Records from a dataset
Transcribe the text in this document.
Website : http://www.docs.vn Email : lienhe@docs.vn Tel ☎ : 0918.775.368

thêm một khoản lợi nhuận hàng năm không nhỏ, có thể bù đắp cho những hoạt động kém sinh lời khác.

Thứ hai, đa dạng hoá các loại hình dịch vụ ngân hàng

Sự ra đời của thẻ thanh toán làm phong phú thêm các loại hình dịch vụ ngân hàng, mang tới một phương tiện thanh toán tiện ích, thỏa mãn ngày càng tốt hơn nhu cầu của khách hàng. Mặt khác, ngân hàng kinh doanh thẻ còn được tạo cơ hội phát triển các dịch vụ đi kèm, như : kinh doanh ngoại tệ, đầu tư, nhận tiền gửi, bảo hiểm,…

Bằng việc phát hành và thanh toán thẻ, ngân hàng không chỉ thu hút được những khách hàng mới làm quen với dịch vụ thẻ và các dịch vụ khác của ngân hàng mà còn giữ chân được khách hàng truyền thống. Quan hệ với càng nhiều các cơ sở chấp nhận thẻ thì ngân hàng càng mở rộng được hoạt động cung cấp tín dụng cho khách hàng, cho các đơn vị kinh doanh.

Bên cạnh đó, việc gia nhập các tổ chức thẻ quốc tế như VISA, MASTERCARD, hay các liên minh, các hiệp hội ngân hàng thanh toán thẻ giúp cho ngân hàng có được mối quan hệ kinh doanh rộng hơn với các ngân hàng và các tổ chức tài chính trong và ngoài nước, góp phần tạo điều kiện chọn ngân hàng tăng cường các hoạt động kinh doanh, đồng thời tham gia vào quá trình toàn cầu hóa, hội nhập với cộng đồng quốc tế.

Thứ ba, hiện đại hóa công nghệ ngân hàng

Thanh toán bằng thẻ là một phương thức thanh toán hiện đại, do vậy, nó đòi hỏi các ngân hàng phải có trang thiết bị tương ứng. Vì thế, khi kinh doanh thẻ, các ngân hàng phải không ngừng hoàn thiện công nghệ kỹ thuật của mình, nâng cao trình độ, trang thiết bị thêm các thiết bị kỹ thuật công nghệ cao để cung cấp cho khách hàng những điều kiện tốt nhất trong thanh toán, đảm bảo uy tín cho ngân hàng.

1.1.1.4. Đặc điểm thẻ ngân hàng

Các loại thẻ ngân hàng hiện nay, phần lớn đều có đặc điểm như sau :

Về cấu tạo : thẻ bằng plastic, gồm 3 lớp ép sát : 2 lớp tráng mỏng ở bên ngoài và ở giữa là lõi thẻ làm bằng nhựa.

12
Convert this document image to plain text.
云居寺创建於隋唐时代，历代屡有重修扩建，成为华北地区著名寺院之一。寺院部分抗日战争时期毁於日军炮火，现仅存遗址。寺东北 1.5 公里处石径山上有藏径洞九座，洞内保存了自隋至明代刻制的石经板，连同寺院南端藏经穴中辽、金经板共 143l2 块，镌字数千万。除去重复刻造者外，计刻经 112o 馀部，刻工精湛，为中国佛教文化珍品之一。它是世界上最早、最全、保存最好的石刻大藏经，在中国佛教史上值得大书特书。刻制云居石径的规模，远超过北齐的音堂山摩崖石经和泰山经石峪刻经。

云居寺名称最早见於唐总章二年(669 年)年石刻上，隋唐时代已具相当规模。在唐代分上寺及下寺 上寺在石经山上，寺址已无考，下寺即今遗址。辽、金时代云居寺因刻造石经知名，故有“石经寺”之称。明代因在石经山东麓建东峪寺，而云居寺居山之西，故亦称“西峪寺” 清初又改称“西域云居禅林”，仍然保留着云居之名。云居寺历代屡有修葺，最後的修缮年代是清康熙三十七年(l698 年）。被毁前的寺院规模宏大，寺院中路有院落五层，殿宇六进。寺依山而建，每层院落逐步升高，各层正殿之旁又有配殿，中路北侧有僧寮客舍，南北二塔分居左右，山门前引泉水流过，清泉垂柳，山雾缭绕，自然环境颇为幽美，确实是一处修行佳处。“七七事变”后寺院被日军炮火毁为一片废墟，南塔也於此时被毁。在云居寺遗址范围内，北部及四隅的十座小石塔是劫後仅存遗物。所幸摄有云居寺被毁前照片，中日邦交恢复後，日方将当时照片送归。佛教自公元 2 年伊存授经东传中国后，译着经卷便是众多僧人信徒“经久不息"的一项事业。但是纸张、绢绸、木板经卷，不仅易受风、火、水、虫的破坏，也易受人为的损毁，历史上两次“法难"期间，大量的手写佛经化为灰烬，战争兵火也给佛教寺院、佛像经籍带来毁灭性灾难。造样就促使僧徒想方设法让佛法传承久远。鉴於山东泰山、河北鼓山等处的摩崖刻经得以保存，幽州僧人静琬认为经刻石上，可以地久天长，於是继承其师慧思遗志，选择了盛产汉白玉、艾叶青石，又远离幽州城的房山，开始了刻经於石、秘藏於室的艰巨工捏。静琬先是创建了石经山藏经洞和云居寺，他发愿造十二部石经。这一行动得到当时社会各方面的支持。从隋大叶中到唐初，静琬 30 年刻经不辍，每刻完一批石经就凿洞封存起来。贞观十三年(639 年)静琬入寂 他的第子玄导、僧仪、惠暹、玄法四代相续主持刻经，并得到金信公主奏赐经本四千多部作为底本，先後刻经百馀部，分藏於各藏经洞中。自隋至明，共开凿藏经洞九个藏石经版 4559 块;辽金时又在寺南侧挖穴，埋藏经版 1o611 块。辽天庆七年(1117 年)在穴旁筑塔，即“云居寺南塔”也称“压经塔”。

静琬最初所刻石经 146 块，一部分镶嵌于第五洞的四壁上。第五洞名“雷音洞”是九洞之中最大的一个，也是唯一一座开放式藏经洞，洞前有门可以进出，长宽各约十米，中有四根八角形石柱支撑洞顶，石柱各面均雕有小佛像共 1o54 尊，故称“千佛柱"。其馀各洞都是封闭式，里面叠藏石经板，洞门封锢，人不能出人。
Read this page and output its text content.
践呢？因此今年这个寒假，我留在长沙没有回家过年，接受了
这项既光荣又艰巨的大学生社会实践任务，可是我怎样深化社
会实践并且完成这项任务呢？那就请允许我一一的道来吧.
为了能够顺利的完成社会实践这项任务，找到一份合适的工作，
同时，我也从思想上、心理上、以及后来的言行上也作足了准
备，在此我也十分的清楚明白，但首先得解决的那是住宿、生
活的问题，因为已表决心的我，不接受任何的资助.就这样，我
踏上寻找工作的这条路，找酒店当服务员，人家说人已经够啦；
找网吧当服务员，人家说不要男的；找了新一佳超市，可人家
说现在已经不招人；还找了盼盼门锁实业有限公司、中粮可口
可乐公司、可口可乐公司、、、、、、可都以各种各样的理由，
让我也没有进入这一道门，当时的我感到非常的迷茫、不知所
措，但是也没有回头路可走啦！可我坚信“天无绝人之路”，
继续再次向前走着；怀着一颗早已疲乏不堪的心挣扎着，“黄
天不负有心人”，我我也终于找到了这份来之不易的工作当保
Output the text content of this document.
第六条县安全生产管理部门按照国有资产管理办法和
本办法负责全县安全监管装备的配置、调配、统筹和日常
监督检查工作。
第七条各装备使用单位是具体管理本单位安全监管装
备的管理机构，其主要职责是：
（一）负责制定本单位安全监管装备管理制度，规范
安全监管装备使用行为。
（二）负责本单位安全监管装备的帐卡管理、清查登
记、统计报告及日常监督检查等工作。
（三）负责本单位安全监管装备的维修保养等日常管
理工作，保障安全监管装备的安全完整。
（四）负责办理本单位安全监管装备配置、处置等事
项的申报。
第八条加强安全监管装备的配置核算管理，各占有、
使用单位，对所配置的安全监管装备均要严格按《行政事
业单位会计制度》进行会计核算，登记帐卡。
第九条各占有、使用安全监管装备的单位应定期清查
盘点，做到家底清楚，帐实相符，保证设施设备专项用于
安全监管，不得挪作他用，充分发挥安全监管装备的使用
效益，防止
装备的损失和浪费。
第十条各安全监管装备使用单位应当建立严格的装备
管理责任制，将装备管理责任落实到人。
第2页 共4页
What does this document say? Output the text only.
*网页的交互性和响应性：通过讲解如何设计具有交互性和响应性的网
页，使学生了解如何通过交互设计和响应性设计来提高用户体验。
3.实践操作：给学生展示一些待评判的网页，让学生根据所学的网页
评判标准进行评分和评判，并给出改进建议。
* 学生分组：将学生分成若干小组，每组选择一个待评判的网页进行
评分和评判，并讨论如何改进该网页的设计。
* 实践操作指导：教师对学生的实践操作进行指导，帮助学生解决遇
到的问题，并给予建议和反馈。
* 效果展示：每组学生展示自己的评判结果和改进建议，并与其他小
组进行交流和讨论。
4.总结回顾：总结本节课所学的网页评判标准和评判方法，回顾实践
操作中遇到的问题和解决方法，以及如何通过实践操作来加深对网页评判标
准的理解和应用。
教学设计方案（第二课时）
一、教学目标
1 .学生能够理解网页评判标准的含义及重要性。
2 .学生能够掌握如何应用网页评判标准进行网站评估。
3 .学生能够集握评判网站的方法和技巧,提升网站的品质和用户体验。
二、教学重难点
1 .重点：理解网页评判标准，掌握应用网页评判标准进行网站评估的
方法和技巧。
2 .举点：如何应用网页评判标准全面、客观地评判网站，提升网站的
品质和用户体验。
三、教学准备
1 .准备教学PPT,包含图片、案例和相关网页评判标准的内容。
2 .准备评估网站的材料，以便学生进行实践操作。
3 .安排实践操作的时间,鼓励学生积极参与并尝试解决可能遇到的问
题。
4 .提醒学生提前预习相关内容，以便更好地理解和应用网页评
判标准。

### Short task
Identify the lines in the entries above that contain "việc", then copy them out.

### Written reply
Bằng việc phát hành và thanh toán thẻ, ngân hàng không chỉ thu hút được những khách hàng mới làm quen với dịch vụ thẻ và các dịch vụ khác của ngân hàng mà còn giữ chân được khách hàng truyền thống. Quan hệ với càng nhiều các cơ sở chấp nhận thẻ thì ngân hàng càng mở rộng được hoạt động cung cấp tín dụng cho khách hàng, cho các đơn vị kinh doanh.
Bên cạnh đó, việc gia nhập các tổ chức thẻ quốc tế như VISA, MASTERCARD, hay các liên minh, các hiệp hội ngân hàng thanh toán thẻ giúp cho ngân hàng có được mối quan hệ kinh doanh rộng hơn với các ngân hàng và các tổ chức tài chính trong và ngoài nước, góp phần tạo điều kiện chọn ngân hàng tăng cường các hoạt động kinh doanh, đồng thời tham gia vào quá trình toàn cầu hóa, hội nhập với cộng đồng quốc tế.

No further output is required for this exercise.